MATERIAL PROVIDED >>
(begin)
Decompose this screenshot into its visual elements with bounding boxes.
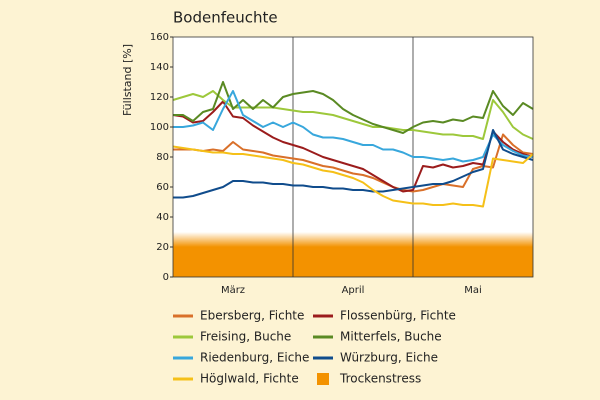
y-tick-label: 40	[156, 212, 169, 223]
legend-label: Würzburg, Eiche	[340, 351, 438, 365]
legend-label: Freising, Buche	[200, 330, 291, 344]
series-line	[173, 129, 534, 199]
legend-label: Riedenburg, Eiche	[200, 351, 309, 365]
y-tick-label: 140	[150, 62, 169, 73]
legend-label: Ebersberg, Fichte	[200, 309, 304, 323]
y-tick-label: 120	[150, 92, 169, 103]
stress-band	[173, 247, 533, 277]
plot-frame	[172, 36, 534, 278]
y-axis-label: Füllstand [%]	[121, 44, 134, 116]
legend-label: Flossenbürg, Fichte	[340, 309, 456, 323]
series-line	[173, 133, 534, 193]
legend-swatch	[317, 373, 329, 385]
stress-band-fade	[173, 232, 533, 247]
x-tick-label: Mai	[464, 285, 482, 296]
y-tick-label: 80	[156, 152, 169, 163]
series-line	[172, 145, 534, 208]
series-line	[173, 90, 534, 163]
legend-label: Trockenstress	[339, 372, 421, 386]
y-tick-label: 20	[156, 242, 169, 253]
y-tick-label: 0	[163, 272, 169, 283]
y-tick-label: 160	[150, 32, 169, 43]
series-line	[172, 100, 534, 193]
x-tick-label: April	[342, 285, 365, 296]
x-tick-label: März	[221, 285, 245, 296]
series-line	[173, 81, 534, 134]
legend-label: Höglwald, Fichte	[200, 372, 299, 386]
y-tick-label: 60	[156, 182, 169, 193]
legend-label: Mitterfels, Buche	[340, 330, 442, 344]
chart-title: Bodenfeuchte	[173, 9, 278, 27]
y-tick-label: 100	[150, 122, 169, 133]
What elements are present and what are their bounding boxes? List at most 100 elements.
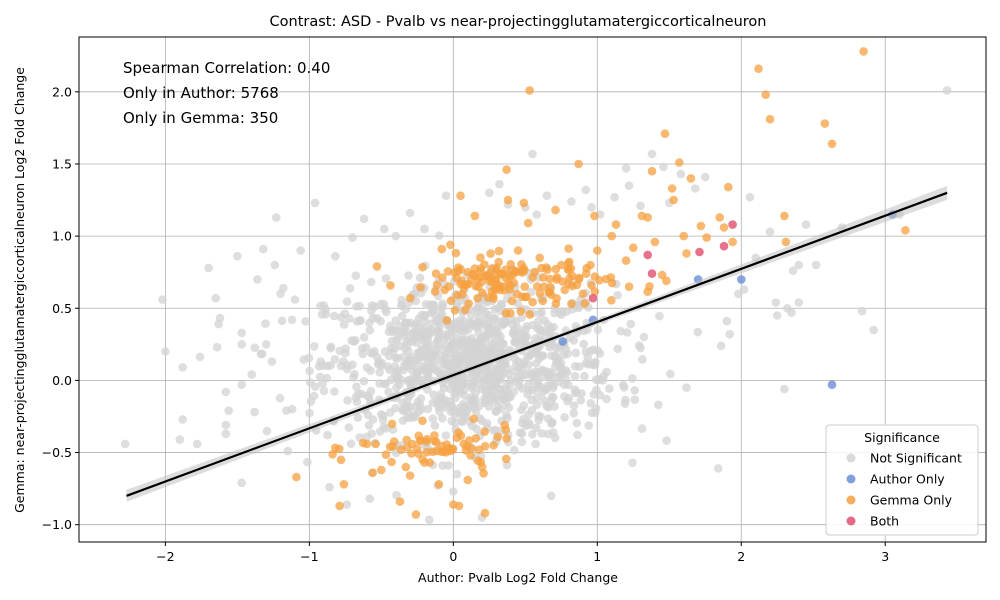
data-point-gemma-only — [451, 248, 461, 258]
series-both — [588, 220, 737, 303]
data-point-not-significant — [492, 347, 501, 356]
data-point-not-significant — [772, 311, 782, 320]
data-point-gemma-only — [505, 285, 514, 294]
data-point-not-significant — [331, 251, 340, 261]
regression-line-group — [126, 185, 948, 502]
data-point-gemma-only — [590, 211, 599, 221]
(end)
WHAT IS BEING ASKED >> Set down exactly the lines of the data from the one containing "212, 169, 223]" through the one containing "330, 442, 344]", inclusive.

EXPECTED ANSWER >>
y-tick-label: 40	[156, 212, 169, 223]
legend-label: Würzburg, Eiche	[340, 351, 438, 365]
legend-label: Freising, Buche	[200, 330, 291, 344]
series-line	[173, 129, 534, 199]
legend-label: Riedenburg, Eiche	[200, 351, 309, 365]
y-tick-label: 140	[150, 62, 169, 73]
legend-label: Ebersberg, Fichte	[200, 309, 304, 323]
y-tick-label: 120	[150, 92, 169, 103]
stress-band	[173, 247, 533, 277]
plot-frame	[172, 36, 534, 278]
y-axis-label: Füllstand [%]	[121, 44, 134, 116]
legend-label: Flossenbürg, Fichte	[340, 309, 456, 323]
series-line	[173, 133, 534, 193]
legend-swatch	[317, 373, 329, 385]
stress-band-fade	[173, 232, 533, 247]
x-tick-label: Mai	[464, 285, 482, 296]
y-tick-label: 80	[156, 152, 169, 163]
series-line	[172, 145, 534, 208]
series-line	[173, 90, 534, 163]
legend-label: Trockenstress	[339, 372, 421, 386]
y-tick-label: 20	[156, 242, 169, 253]
y-tick-label: 0	[163, 272, 169, 283]
y-tick-label: 160	[150, 32, 169, 43]
series-line	[172, 100, 534, 193]
x-tick-label: April	[342, 285, 365, 296]
x-tick-label: März	[221, 285, 245, 296]
series-line	[173, 81, 534, 134]
legend-label: Höglwald, Fichte	[200, 372, 299, 386]
y-tick-label: 60	[156, 182, 169, 193]
legend-label: Mitterfels, Buche	[340, 330, 442, 344]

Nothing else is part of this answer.